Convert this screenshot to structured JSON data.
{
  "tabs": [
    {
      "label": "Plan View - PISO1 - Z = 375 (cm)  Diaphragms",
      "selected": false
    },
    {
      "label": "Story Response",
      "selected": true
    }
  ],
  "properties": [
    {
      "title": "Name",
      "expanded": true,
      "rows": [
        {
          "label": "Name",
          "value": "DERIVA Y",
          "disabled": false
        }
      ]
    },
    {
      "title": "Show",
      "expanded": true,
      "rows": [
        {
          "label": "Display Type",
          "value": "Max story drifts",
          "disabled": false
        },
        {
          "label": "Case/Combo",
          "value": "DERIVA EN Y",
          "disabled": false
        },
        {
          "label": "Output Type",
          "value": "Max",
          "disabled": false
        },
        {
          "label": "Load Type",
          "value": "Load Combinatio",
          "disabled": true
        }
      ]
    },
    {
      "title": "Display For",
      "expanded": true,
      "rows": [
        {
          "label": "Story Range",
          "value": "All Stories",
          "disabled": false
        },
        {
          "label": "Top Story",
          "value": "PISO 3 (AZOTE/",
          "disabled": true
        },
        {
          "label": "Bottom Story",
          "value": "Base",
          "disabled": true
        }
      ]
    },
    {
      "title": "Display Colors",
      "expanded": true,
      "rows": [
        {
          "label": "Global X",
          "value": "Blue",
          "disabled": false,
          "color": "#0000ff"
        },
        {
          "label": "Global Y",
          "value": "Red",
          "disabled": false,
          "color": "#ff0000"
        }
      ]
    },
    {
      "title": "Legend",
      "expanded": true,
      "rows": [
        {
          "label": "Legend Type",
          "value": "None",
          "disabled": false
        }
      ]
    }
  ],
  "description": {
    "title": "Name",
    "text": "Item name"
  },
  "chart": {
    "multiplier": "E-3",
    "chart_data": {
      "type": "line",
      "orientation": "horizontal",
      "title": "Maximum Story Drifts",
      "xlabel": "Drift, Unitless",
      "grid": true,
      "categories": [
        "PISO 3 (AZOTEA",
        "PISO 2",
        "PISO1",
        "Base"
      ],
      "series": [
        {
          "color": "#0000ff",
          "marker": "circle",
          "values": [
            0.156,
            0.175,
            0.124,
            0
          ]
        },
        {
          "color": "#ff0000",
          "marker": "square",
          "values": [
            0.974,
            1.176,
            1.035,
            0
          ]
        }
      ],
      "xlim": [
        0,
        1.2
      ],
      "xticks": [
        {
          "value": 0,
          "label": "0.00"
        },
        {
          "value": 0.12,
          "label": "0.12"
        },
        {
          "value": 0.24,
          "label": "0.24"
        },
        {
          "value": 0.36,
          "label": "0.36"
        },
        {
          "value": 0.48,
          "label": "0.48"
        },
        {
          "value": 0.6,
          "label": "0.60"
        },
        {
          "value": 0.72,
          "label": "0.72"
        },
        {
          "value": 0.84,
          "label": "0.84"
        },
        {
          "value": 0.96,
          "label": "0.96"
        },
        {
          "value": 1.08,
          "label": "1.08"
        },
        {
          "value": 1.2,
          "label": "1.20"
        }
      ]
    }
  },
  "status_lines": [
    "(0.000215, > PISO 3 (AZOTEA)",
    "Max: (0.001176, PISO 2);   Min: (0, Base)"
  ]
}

....................

* _The request_: Retype the entries exactly, including every line.

* _Result for this task_:
Convert this screenshot to structured JSON data.
{
  "tabs": [
    {
      "label": "Plan View - PISO1 - Z = 375 (cm)  Diaphragms",
      "selected": false
    },
    {
      "label": "Story Response",
      "selected": true
    }
  ],
  "properties": [
    {
      "title": "Name",
      "expanded": true,
      "rows": [
        {
          "label": "Name",
          "value": "DERIVA Y",
          "disabled": false
        }
      ]
    },
    {
      "title": "Show",
      "expanded": true,
      "rows": [
        {
          "label": "Display Type",
          "value": "Max story drifts",
          "disabled": false
        },
        {
          "label": "Case/Combo",
          "value": "DERIVA EN Y",
          "disabled": false
        },
        {
          "label": "Output Type",
          "value": "Max",
          "disabled": false
        },
        {
          "label": "Load Type",
          "value": "Load Combinatio",
          "disabled": true
        }
      ]
    },
    {
      "title": "Display For",
      "expanded": true,
      "rows": [
        {
          "label": "Story Range",
          "value": "All Stories",
          "disabled": false
        },
        {
          "label": "Top Story",
          "value": "PISO 3 (AZOTE/",
          "disabled": true
        },
        {
          "label": "Bottom Story",
          "value": "Base",
          "disabled": true
        }
      ]
    },
    {
      "title": "Display Colors",
      "expanded": true,
      "rows": [
        {
          "label": "Global X",
          "value": "Blue",
          "disabled": false,
          "color": "#0000ff"
        },
        {
          "label": "Global Y",
          "value": "Red",
          "disabled": false,
          "color": "#ff0000"
        }
      ]
    },
    {
      "title": "Legend",
      "expanded": true,
      "rows": [
        {
          "label": "Legend Type",
          "value": "None",
          "disabled": false
        }
      ]
    }
  ],
  "description": {
    "title": "Name",
    "text": "Item name"
  },
  "chart": {
    "multiplier": "E-3",
    "chart_data": {
      "type": "line",
      "orientation": "horizontal",
      "title": "Maximum Story Drifts",
      "xlabel": "Drift, Unitless",
      "grid": true,
      "categories": [
        "PISO 3 (AZOTEA",
        "PISO 2",
        "PISO1",
        "Base"
      ],
      "series": [
        {
          "color": "#0000ff",
          "marker": "circle",
          "values": [
            0.156,
            0.175,
            0.124,
            0
          ]
        },
        {
          "color": "#ff0000",
          "marker": "square",
          "values": [
            0.974,
            1.176,
            1.035,
            0
          ]
        }
      ],
      "xlim": [
        0,
        1.2
      ],
      "xticks": [
        {
          "value": 0,
          "label": "0.00"
        },
        {
          "value": 0.12,
          "label": "0.12"
        },
        {
          "value": 0.24,
          "label": "0.24"
        },
        {
          "value": 0.36,
          "label": "0.36"
        },
        {
          "value": 0.48,
          "label": "0.48"
        },
        {
          "value": 0.6,
          "label": "0.60"
        },
        {
          "value": 0.72,
          "label": "0.72"
        },
        {
          "value": 0.84,
          "label": "0.84"
        },
        {
          "value": 0.96,
          "label": "0.96"
        },
        {
          "value": 1.08,
          "label": "1.08"
        },
        {
          "value": 1.2,
          "label": "1.20"
        }
      ]
    }
  },
  "status_lines": [
    "(0.000215, > PISO 3 (AZOTEA)",
    "Max: (0.001176, PISO 2);   Min: (0, Base)"
  ]
}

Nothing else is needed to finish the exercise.